> [WHAT IS REQUIRED]:
Repeat every line exactly, keeping the pictures out of the copy.

------ DATASET RECORDS ------

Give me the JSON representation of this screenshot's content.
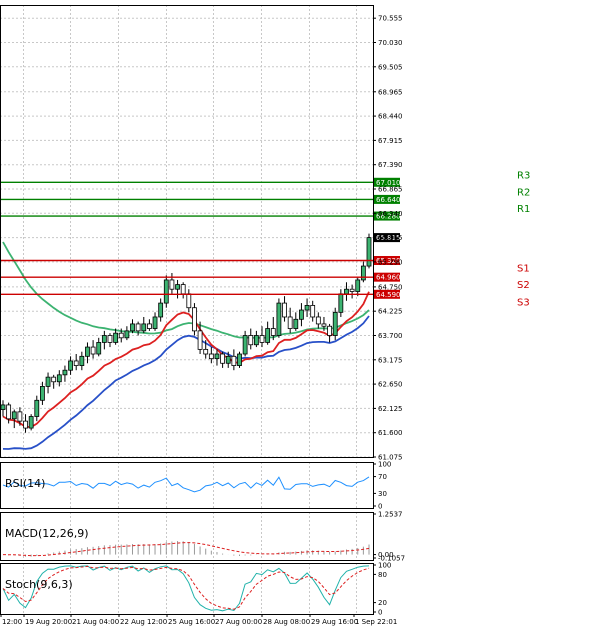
{
  "chart_data": {
    "type": "candlestick",
    "price_axis": {
      "ticks": [
        "70.555",
        "70.030",
        "69.505",
        "68.965",
        "68.440",
        "67.915",
        "67.390",
        "66.865",
        "66.340",
        "65.815",
        "65.290",
        "64.750",
        "64.225",
        "63.700",
        "63.175",
        "62.650",
        "62.125",
        "61.600",
        "61.075"
      ],
      "range": [
        61.075,
        70.84
      ]
    },
    "levels": [
      {
        "name": "R3",
        "value": 67.01,
        "label": "67.010",
        "color": "#008000"
      },
      {
        "name": "R2",
        "value": 66.64,
        "label": "66.640",
        "color": "#008000"
      },
      {
        "name": "R1",
        "value": 66.28,
        "label": "66.280",
        "color": "#008000"
      },
      {
        "name": "S1",
        "value": 65.32,
        "label": "65.320",
        "color": "#cc0000"
      },
      {
        "name": "S2",
        "value": 64.96,
        "label": "64.960",
        "color": "#cc0000"
      },
      {
        "name": "S3",
        "value": 64.59,
        "label": "64.590",
        "color": "#cc0000"
      }
    ],
    "current_price": {
      "value": 65.815,
      "label": "65.815"
    },
    "time_labels": [
      "12:00",
      "19 Aug 20:00",
      "21 Aug 04:00",
      "22 Aug 12:00",
      "25 Aug 16:00",
      "27 Aug 00:00",
      "28 Aug 08:00",
      "29 Aug 16:00",
      "1 Sep 22:01"
    ],
    "candles": [
      [
        62.1,
        62.3,
        61.95,
        62.2
      ],
      [
        62.2,
        62.25,
        61.8,
        61.9
      ],
      [
        61.9,
        62.1,
        61.7,
        62.05
      ],
      [
        62.05,
        62.15,
        61.75,
        61.85
      ],
      [
        61.85,
        62.0,
        61.6,
        61.7
      ],
      [
        61.7,
        62.0,
        61.65,
        61.95
      ],
      [
        61.95,
        62.4,
        61.85,
        62.3
      ],
      [
        62.3,
        62.7,
        62.2,
        62.6
      ],
      [
        62.6,
        62.9,
        62.45,
        62.8
      ],
      [
        62.8,
        62.85,
        62.55,
        62.7
      ],
      [
        62.7,
        62.95,
        62.6,
        62.85
      ],
      [
        62.85,
        63.05,
        62.7,
        62.95
      ],
      [
        62.95,
        63.25,
        62.85,
        63.15
      ],
      [
        63.15,
        63.3,
        62.95,
        63.05
      ],
      [
        63.05,
        63.35,
        62.95,
        63.25
      ],
      [
        63.25,
        63.55,
        63.1,
        63.45
      ],
      [
        63.45,
        63.6,
        63.2,
        63.3
      ],
      [
        63.3,
        63.65,
        63.25,
        63.55
      ],
      [
        63.55,
        63.8,
        63.4,
        63.7
      ],
      [
        63.7,
        63.75,
        63.45,
        63.55
      ],
      [
        63.55,
        63.85,
        63.5,
        63.75
      ],
      [
        63.75,
        63.85,
        63.55,
        63.65
      ],
      [
        63.65,
        63.9,
        63.6,
        63.8
      ],
      [
        63.8,
        64.05,
        63.75,
        63.95
      ],
      [
        63.95,
        64.0,
        63.7,
        63.8
      ],
      [
        63.8,
        64.1,
        63.75,
        63.95
      ],
      [
        63.95,
        64.05,
        63.8,
        63.85
      ],
      [
        63.85,
        64.2,
        63.8,
        64.1
      ],
      [
        64.1,
        64.5,
        64.0,
        64.4
      ],
      [
        64.4,
        65.0,
        64.3,
        64.9
      ],
      [
        64.9,
        65.05,
        64.6,
        64.7
      ],
      [
        64.7,
        64.9,
        64.5,
        64.8
      ],
      [
        64.8,
        64.85,
        64.5,
        64.6
      ],
      [
        64.6,
        64.7,
        64.2,
        64.3
      ],
      [
        64.3,
        64.4,
        63.7,
        63.8
      ],
      [
        63.8,
        64.0,
        63.3,
        63.4
      ],
      [
        63.4,
        63.6,
        63.2,
        63.3
      ],
      [
        63.3,
        63.45,
        63.1,
        63.2
      ],
      [
        63.2,
        63.4,
        63.05,
        63.3
      ],
      [
        63.3,
        63.35,
        63.0,
        63.1
      ],
      [
        63.1,
        63.35,
        63.0,
        63.25
      ],
      [
        63.25,
        63.4,
        62.95,
        63.05
      ],
      [
        63.05,
        63.35,
        63.0,
        63.3
      ],
      [
        63.3,
        63.8,
        63.25,
        63.7
      ],
      [
        63.7,
        63.85,
        63.4,
        63.5
      ],
      [
        63.5,
        63.8,
        63.45,
        63.7
      ],
      [
        63.7,
        63.9,
        63.45,
        63.55
      ],
      [
        63.55,
        64.0,
        63.5,
        63.85
      ],
      [
        63.85,
        64.1,
        63.6,
        63.7
      ],
      [
        63.7,
        64.5,
        63.65,
        64.4
      ],
      [
        64.4,
        64.55,
        64.0,
        64.1
      ],
      [
        64.1,
        64.3,
        63.75,
        63.85
      ],
      [
        63.85,
        64.2,
        63.8,
        64.05
      ],
      [
        64.05,
        64.4,
        63.9,
        64.25
      ],
      [
        64.25,
        64.5,
        64.1,
        64.35
      ],
      [
        64.35,
        64.45,
        64.0,
        64.1
      ],
      [
        64.1,
        64.2,
        63.85,
        63.95
      ],
      [
        63.95,
        64.1,
        63.8,
        63.9
      ],
      [
        63.9,
        63.95,
        63.55,
        63.7
      ],
      [
        63.7,
        64.3,
        63.6,
        64.2
      ],
      [
        64.2,
        64.7,
        64.1,
        64.6
      ],
      [
        64.6,
        64.85,
        64.45,
        64.7
      ],
      [
        64.7,
        64.8,
        64.5,
        64.65
      ],
      [
        64.65,
        64.95,
        64.55,
        64.9
      ],
      [
        64.9,
        65.3,
        64.85,
        65.2
      ],
      [
        65.2,
        65.9,
        65.15,
        65.815
      ]
    ],
    "indicators": [
      {
        "name": "RSI(14)",
        "ticks": [
          "100",
          "70",
          "30",
          "0"
        ],
        "range": [
          0,
          100
        ]
      },
      {
        "name": "MACD(12,26,9)",
        "ticks": [
          "1.2537",
          "0.00",
          "-0.1057"
        ],
        "range": [
          -0.1057,
          1.2537
        ]
      },
      {
        "name": "Stoch(9,6,3)",
        "ticks": [
          "100",
          "80",
          "20",
          "0"
        ],
        "range": [
          0,
          100
        ]
      }
    ]
  }
}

------

> [RESULT OF THE EXERCISE]:
Give me the JSON representation of this screenshot's content.
{
  "chart_data": {
    "type": "candlestick",
    "price_axis": {
      "ticks": [
        "70.555",
        "70.030",
        "69.505",
        "68.965",
        "68.440",
        "67.915",
        "67.390",
        "66.865",
        "66.340",
        "65.815",
        "65.290",
        "64.750",
        "64.225",
        "63.700",
        "63.175",
        "62.650",
        "62.125",
        "61.600",
        "61.075"
      ],
      "range": [
        61.075,
        70.84
      ]
    },
    "levels": [
      {
        "name": "R3",
        "value": 67.01,
        "label": "67.010",
        "color": "#008000"
      },
      {
        "name": "R2",
        "value": 66.64,
        "label": "66.640",
        "color": "#008000"
      },
      {
        "name": "R1",
        "value": 66.28,
        "label": "66.280",
        "color": "#008000"
      },
      {
        "name": "S1",
        "value": 65.32,
        "label": "65.320",
        "color": "#cc0000"
      },
      {
        "name": "S2",
        "value": 64.96,
        "label": "64.960",
        "color": "#cc0000"
      },
      {
        "name": "S3",
        "value": 64.59,
        "label": "64.590",
        "color": "#cc0000"
      }
    ],
    "current_price": {
      "value": 65.815,
      "label": "65.815"
    },
    "time_labels": [
      "12:00",
      "19 Aug 20:00",
      "21 Aug 04:00",
      "22 Aug 12:00",
      "25 Aug 16:00",
      "27 Aug 00:00",
      "28 Aug 08:00",
      "29 Aug 16:00",
      "1 Sep 22:01"
    ],
    "candles": [
      [
        62.1,
        62.3,
        61.95,
        62.2
      ],
      [
        62.2,
        62.25,
        61.8,
        61.9
      ],
      [
        61.9,
        62.1,
        61.7,
        62.05
      ],
      [
        62.05,
        62.15,
        61.75,
        61.85
      ],
      [
        61.85,
        62.0,
        61.6,
        61.7
      ],
      [
        61.7,
        62.0,
        61.65,
        61.95
      ],
      [
        61.95,
        62.4,
        61.85,
        62.3
      ],
      [
        62.3,
        62.7,
        62.2,
        62.6
      ],
      [
        62.6,
        62.9,
        62.45,
        62.8
      ],
      [
        62.8,
        62.85,
        62.55,
        62.7
      ],
      [
        62.7,
        62.95,
        62.6,
        62.85
      ],
      [
        62.85,
        63.05,
        62.7,
        62.95
      ],
      [
        62.95,
        63.25,
        62.85,
        63.15
      ],
      [
        63.15,
        63.3,
        62.95,
        63.05
      ],
      [
        63.05,
        63.35,
        62.95,
        63.25
      ],
      [
        63.25,
        63.55,
        63.1,
        63.45
      ],
      [
        63.45,
        63.6,
        63.2,
        63.3
      ],
      [
        63.3,
        63.65,
        63.25,
        63.55
      ],
      [
        63.55,
        63.8,
        63.4,
        63.7
      ],
      [
        63.7,
        63.75,
        63.45,
        63.55
      ],
      [
        63.55,
        63.85,
        63.5,
        63.75
      ],
      [
        63.75,
        63.85,
        63.55,
        63.65
      ],
      [
        63.65,
        63.9,
        63.6,
        63.8
      ],
      [
        63.8,
        64.05,
        63.75,
        63.95
      ],
      [
        63.95,
        64.0,
        63.7,
        63.8
      ],
      [
        63.8,
        64.1,
        63.75,
        63.95
      ],
      [
        63.95,
        64.05,
        63.8,
        63.85
      ],
      [
        63.85,
        64.2,
        63.8,
        64.1
      ],
      [
        64.1,
        64.5,
        64.0,
        64.4
      ],
      [
        64.4,
        65.0,
        64.3,
        64.9
      ],
      [
        64.9,
        65.05,
        64.6,
        64.7
      ],
      [
        64.7,
        64.9,
        64.5,
        64.8
      ],
      [
        64.8,
        64.85,
        64.5,
        64.6
      ],
      [
        64.6,
        64.7,
        64.2,
        64.3
      ],
      [
        64.3,
        64.4,
        63.7,
        63.8
      ],
      [
        63.8,
        64.0,
        63.3,
        63.4
      ],
      [
        63.4,
        63.6,
        63.2,
        63.3
      ],
      [
        63.3,
        63.45,
        63.1,
        63.2
      ],
      [
        63.2,
        63.4,
        63.05,
        63.3
      ],
      [
        63.3,
        63.35,
        63.0,
        63.1
      ],
      [
        63.1,
        63.35,
        63.0,
        63.25
      ],
      [
        63.25,
        63.4,
        62.95,
        63.05
      ],
      [
        63.05,
        63.35,
        63.0,
        63.3
      ],
      [
        63.3,
        63.8,
        63.25,
        63.7
      ],
      [
        63.7,
        63.85,
        63.4,
        63.5
      ],
      [
        63.5,
        63.8,
        63.45,
        63.7
      ],
      [
        63.7,
        63.9,
        63.45,
        63.55
      ],
      [
        63.55,
        64.0,
        63.5,
        63.85
      ],
      [
        63.85,
        64.1,
        63.6,
        63.7
      ],
      [
        63.7,
        64.5,
        63.65,
        64.4
      ],
      [
        64.4,
        64.55,
        64.0,
        64.1
      ],
      [
        64.1,
        64.3,
        63.75,
        63.85
      ],
      [
        63.85,
        64.2,
        63.8,
        64.05
      ],
      [
        64.05,
        64.4,
        63.9,
        64.25
      ],
      [
        64.25,
        64.5,
        64.1,
        64.35
      ],
      [
        64.35,
        64.45,
        64.0,
        64.1
      ],
      [
        64.1,
        64.2,
        63.85,
        63.95
      ],
      [
        63.95,
        64.1,
        63.8,
        63.9
      ],
      [
        63.9,
        63.95,
        63.55,
        63.7
      ],
      [
        63.7,
        64.3,
        63.6,
        64.2
      ],
      [
        64.2,
        64.7,
        64.1,
        64.6
      ],
      [
        64.6,
        64.85,
        64.45,
        64.7
      ],
      [
        64.7,
        64.8,
        64.5,
        64.65
      ],
      [
        64.65,
        64.95,
        64.55,
        64.9
      ],
      [
        64.9,
        65.3,
        64.85,
        65.2
      ],
      [
        65.2,
        65.9,
        65.15,
        65.815
      ]
    ],
    "indicators": [
      {
        "name": "RSI(14)",
        "ticks": [
          "100",
          "70",
          "30",
          "0"
        ],
        "range": [
          0,
          100
        ]
      },
      {
        "name": "MACD(12,26,9)",
        "ticks": [
          "1.2537",
          "0.00",
          "-0.1057"
        ],
        "range": [
          -0.1057,
          1.2537
        ]
      },
      {
        "name": "Stoch(9,6,3)",
        "ticks": [
          "100",
          "80",
          "20",
          "0"
        ],
        "range": [
          0,
          100
        ]
      }
    ]
  }
}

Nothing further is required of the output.